• **Given problem**: Would you write out the entries below, every one of them, exactly?
——————————
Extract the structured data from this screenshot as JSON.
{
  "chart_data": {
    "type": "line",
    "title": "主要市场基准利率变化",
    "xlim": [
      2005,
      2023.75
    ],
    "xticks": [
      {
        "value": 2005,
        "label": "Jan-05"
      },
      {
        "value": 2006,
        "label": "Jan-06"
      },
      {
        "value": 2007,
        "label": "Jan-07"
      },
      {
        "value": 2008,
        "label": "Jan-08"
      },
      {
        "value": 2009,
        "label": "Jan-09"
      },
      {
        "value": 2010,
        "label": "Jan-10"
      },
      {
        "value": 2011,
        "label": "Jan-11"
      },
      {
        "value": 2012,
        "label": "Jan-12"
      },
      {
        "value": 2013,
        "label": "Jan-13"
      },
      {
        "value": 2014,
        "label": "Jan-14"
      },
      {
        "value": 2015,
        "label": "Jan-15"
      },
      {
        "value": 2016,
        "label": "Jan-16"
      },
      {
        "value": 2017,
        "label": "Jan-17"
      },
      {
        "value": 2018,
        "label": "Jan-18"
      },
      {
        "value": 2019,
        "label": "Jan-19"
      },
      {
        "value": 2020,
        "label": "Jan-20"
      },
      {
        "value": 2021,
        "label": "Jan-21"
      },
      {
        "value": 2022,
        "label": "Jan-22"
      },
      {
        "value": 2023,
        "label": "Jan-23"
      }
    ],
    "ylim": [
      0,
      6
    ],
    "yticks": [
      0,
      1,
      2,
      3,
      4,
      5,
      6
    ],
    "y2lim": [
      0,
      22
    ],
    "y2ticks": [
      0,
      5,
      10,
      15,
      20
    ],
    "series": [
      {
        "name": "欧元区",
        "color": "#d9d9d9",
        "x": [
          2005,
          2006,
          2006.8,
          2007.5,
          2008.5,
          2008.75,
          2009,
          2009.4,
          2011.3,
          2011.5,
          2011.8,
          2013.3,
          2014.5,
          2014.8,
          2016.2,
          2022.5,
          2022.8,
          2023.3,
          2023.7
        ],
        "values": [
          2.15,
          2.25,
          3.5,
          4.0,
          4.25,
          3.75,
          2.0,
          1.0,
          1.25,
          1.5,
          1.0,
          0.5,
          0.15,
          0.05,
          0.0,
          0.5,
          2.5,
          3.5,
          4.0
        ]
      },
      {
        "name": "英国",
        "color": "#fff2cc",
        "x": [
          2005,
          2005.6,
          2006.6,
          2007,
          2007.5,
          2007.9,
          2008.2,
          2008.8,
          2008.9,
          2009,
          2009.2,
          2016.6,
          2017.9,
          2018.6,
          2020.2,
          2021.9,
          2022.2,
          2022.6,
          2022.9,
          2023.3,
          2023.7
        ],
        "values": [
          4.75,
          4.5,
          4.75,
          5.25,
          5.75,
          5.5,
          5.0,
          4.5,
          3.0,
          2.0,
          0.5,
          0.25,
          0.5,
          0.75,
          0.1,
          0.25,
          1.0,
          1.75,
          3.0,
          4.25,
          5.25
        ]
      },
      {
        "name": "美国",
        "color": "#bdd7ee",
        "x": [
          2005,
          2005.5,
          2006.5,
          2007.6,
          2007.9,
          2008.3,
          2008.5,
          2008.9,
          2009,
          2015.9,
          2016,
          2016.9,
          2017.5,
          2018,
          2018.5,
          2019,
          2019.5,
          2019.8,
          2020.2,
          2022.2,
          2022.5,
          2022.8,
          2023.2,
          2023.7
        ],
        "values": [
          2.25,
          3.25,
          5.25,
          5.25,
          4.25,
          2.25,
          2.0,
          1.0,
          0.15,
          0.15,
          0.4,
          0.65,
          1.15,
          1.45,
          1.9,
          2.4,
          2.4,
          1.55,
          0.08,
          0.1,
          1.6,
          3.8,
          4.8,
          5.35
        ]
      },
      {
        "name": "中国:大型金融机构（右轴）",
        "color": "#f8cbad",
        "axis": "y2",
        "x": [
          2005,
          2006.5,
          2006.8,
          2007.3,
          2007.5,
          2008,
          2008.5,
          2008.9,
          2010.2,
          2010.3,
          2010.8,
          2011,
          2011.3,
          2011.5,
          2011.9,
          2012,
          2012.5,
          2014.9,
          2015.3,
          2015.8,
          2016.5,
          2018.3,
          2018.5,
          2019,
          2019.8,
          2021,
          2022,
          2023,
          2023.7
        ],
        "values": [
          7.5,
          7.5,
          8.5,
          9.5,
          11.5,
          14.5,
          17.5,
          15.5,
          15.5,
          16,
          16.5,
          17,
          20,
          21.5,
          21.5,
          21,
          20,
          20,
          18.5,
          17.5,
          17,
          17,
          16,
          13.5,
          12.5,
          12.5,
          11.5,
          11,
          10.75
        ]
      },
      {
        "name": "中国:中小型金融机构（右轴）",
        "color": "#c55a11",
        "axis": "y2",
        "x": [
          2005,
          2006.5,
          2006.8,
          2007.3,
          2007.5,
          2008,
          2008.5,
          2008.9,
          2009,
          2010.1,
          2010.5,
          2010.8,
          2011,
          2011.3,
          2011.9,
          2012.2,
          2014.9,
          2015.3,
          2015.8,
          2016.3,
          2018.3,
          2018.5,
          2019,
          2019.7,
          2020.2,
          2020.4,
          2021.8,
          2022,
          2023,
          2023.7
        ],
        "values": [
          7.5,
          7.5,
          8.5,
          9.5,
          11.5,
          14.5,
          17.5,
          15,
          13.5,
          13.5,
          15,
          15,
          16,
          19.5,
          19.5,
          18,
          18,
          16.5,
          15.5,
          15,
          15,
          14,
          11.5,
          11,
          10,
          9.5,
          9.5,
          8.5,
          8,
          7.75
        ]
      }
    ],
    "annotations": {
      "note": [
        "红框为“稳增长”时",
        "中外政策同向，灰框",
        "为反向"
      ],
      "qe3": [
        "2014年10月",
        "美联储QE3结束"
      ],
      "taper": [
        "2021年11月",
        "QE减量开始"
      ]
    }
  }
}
——————————
• **Result of the exercise**:
Extract the structured data from this screenshot as JSON.
{
  "chart_data": {
    "type": "line",
    "title": "主要市场基准利率变化",
    "xlim": [
      2005,
      2023.75
    ],
    "xticks": [
      {
        "value": 2005,
        "label": "Jan-05"
      },
      {
        "value": 2006,
        "label": "Jan-06"
      },
      {
        "value": 2007,
        "label": "Jan-07"
      },
      {
        "value": 2008,
        "label": "Jan-08"
      },
      {
        "value": 2009,
        "label": "Jan-09"
      },
      {
        "value": 2010,
        "label": "Jan-10"
      },
      {
        "value": 2011,
        "label": "Jan-11"
      },
      {
        "value": 2012,
        "label": "Jan-12"
      },
      {
        "value": 2013,
        "label": "Jan-13"
      },
      {
        "value": 2014,
        "label": "Jan-14"
      },
      {
        "value": 2015,
        "label": "Jan-15"
      },
      {
        "value": 2016,
        "label": "Jan-16"
      },
      {
        "value": 2017,
        "label": "Jan-17"
      },
      {
        "value": 2018,
        "label": "Jan-18"
      },
      {
        "value": 2019,
        "label": "Jan-19"
      },
      {
        "value": 2020,
        "label": "Jan-20"
      },
      {
        "value": 2021,
        "label": "Jan-21"
      },
      {
        "value": 2022,
        "label": "Jan-22"
      },
      {
        "value": 2023,
        "label": "Jan-23"
      }
    ],
    "ylim": [
      0,
      6
    ],
    "yticks": [
      0,
      1,
      2,
      3,
      4,
      5,
      6
    ],
    "y2lim": [
      0,
      22
    ],
    "y2ticks": [
      0,
      5,
      10,
      15,
      20
    ],
    "series": [
      {
        "name": "欧元区",
        "color": "#d9d9d9",
        "x": [
          2005,
          2006,
          2006.8,
          2007.5,
          2008.5,
          2008.75,
          2009,
          2009.4,
          2011.3,
          2011.5,
          2011.8,
          2013.3,
          2014.5,
          2014.8,
          2016.2,
          2022.5,
          2022.8,
          2023.3,
          2023.7
        ],
        "values": [
          2.15,
          2.25,
          3.5,
          4.0,
          4.25,
          3.75,
          2.0,
          1.0,
          1.25,
          1.5,
          1.0,
          0.5,
          0.15,
          0.05,
          0.0,
          0.5,
          2.5,
          3.5,
          4.0
        ]
      },
      {
        "name": "英国",
        "color": "#fff2cc",
        "x": [
          2005,
          2005.6,
          2006.6,
          2007,
          2007.5,
          2007.9,
          2008.2,
          2008.8,
          2008.9,
          2009,
          2009.2,
          2016.6,
          2017.9,
          2018.6,
          2020.2,
          2021.9,
          2022.2,
          2022.6,
          2022.9,
          2023.3,
          2023.7
        ],
        "values": [
          4.75,
          4.5,
          4.75,
          5.25,
          5.75,
          5.5,
          5.0,
          4.5,
          3.0,
          2.0,
          0.5,
          0.25,
          0.5,
          0.75,
          0.1,
          0.25,
          1.0,
          1.75,
          3.0,
          4.25,
          5.25
        ]
      },
      {
        "name": "美国",
        "color": "#bdd7ee",
        "x": [
          2005,
          2005.5,
          2006.5,
          2007.6,
          2007.9,
          2008.3,
          2008.5,
          2008.9,
          2009,
          2015.9,
          2016,
          2016.9,
          2017.5,
          2018,
          2018.5,
          2019,
          2019.5,
          2019.8,
          2020.2,
          2022.2,
          2022.5,
          2022.8,
          2023.2,
          2023.7
        ],
        "values": [
          2.25,
          3.25,
          5.25,
          5.25,
          4.25,
          2.25,
          2.0,
          1.0,
          0.15,
          0.15,
          0.4,
          0.65,
          1.15,
          1.45,
          1.9,
          2.4,
          2.4,
          1.55,
          0.08,
          0.1,
          1.6,
          3.8,
          4.8,
          5.35
        ]
      },
      {
        "name": "中国:大型金融机构（右轴）",
        "color": "#f8cbad",
        "axis": "y2",
        "x": [
          2005,
          2006.5,
          2006.8,
          2007.3,
          2007.5,
          2008,
          2008.5,
          2008.9,
          2010.2,
          2010.3,
          2010.8,
          2011,
          2011.3,
          2011.5,
          2011.9,
          2012,
          2012.5,
          2014.9,
          2015.3,
          2015.8,
          2016.5,
          2018.3,
          2018.5,
          2019,
          2019.8,
          2021,
          2022,
          2023,
          2023.7
        ],
        "values": [
          7.5,
          7.5,
          8.5,
          9.5,
          11.5,
          14.5,
          17.5,
          15.5,
          15.5,
          16,
          16.5,
          17,
          20,
          21.5,
          21.5,
          21,
          20,
          20,
          18.5,
          17.5,
          17,
          17,
          16,
          13.5,
          12.5,
          12.5,
          11.5,
          11,
          10.75
        ]
      },
      {
        "name": "中国:中小型金融机构（右轴）",
        "color": "#c55a11",
        "axis": "y2",
        "x": [
          2005,
          2006.5,
          2006.8,
          2007.3,
          2007.5,
          2008,
          2008.5,
          2008.9,
          2009,
          2010.1,
          2010.5,
          2010.8,
          2011,
          2011.3,
          2011.9,
          2012.2,
          2014.9,
          2015.3,
          2015.8,
          2016.3,
          2018.3,
          2018.5,
          2019,
          2019.7,
          2020.2,
          2020.4,
          2021.8,
          2022,
          2023,
          2023.7
        ],
        "values": [
          7.5,
          7.5,
          8.5,
          9.5,
          11.5,
          14.5,
          17.5,
          15,
          13.5,
          13.5,
          15,
          15,
          16,
          19.5,
          19.5,
          18,
          18,
          16.5,
          15.5,
          15,
          15,
          14,
          11.5,
          11,
          10,
          9.5,
          9.5,
          8.5,
          8,
          7.75
        ]
      }
    ],
    "annotations": {
      "note": [
        "红框为“稳增长”时",
        "中外政策同向，灰框",
        "为反向"
      ],
      "qe3": [
        "2014年10月",
        "美联储QE3结束"
      ],
      "taper": [
        "2021年11月",
        "QE减量开始"
      ]
    }
  }
}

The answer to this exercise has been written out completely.